→ **The records**

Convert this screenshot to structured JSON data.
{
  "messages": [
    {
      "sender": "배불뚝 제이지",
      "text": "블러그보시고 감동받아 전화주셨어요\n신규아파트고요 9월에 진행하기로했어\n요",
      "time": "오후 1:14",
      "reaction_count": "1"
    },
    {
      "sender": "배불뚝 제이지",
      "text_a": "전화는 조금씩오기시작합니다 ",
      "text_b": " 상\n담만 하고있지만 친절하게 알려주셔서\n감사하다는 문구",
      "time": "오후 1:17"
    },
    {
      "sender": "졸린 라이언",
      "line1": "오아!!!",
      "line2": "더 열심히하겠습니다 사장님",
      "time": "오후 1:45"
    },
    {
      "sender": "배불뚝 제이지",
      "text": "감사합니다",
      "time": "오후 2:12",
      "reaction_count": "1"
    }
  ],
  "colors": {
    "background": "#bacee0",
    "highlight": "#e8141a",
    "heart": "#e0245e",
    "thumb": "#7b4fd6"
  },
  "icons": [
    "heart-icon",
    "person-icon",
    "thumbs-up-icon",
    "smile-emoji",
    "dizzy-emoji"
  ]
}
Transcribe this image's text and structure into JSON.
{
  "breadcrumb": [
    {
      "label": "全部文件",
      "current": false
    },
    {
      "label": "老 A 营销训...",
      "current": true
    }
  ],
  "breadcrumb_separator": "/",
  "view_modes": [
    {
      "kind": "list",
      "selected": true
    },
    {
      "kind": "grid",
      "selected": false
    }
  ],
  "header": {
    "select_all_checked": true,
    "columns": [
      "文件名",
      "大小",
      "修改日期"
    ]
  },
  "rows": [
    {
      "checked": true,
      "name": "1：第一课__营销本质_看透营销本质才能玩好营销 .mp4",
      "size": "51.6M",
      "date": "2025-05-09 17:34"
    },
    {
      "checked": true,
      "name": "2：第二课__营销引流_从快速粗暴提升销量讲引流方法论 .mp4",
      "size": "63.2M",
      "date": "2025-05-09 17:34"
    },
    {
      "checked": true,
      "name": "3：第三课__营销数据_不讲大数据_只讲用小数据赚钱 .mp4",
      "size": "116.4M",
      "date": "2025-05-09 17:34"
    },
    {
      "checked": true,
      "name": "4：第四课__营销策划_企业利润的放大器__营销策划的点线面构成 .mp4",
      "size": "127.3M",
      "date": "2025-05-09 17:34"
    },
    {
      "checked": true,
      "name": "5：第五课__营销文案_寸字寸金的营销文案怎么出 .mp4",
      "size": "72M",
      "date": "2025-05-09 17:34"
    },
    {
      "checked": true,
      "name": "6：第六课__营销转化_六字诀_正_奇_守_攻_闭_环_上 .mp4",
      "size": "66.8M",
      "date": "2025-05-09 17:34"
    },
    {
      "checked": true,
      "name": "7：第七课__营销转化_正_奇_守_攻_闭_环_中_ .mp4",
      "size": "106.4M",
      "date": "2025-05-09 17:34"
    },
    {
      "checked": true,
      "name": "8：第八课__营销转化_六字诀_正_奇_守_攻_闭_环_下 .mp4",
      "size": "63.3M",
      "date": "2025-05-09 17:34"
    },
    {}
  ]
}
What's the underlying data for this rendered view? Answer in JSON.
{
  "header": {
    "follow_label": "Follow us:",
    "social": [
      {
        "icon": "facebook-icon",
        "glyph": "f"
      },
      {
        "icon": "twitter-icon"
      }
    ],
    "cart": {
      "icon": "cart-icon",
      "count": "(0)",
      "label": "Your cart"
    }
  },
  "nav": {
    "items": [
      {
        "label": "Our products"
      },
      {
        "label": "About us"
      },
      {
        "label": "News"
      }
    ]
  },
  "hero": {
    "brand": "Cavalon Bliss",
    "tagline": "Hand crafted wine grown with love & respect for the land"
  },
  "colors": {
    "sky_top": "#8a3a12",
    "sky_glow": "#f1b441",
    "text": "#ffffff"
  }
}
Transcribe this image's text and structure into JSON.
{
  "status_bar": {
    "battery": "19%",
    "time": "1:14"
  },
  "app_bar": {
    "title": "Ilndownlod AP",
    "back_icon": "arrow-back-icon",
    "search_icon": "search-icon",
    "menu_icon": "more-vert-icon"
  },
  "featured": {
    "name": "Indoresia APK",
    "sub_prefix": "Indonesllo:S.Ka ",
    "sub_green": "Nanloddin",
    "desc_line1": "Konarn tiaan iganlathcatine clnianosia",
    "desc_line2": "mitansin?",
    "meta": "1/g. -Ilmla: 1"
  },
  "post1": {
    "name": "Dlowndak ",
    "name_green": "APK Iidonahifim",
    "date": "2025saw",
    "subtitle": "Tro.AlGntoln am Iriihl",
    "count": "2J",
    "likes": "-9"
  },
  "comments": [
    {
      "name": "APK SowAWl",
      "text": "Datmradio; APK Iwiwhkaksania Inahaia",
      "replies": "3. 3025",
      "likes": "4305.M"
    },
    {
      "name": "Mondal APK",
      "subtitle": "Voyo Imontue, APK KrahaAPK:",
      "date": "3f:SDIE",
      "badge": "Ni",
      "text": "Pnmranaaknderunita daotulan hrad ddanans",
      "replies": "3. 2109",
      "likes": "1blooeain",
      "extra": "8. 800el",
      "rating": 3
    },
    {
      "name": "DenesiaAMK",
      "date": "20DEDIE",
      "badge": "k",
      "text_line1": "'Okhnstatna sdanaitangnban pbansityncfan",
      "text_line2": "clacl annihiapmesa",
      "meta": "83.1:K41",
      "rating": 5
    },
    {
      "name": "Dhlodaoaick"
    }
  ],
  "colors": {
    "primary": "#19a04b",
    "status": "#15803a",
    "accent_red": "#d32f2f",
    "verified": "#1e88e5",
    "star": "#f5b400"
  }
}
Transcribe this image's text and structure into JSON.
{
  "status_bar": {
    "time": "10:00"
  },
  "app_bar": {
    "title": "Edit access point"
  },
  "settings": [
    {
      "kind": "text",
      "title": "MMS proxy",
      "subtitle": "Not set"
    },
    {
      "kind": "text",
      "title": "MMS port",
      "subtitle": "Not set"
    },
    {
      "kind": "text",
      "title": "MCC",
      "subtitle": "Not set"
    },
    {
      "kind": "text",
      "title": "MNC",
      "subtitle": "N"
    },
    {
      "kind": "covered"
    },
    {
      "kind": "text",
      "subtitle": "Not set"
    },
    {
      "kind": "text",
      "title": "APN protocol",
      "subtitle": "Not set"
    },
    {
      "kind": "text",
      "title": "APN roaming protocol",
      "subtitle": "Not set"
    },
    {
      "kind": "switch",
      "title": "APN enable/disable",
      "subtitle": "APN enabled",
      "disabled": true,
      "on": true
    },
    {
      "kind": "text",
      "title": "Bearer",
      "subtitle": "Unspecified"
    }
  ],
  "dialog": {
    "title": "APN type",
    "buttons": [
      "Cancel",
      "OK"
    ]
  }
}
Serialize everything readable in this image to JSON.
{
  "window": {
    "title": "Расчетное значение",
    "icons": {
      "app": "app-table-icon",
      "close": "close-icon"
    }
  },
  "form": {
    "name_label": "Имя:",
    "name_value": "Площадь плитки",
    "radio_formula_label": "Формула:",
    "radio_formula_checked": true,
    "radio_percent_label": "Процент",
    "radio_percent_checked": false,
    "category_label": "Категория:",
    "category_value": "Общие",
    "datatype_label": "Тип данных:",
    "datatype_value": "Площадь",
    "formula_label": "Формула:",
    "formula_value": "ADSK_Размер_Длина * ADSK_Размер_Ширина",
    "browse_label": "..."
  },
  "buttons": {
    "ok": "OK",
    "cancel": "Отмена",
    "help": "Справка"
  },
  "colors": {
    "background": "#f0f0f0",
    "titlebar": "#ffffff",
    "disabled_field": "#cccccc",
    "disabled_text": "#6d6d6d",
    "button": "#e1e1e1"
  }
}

→ **Required work**
Review the material and copy each line in which the word "likes" appears.

→ **Solution to this exercise**
    "likes": "-9"
      "likes": "4305.M"
      "likes": "1blooeain",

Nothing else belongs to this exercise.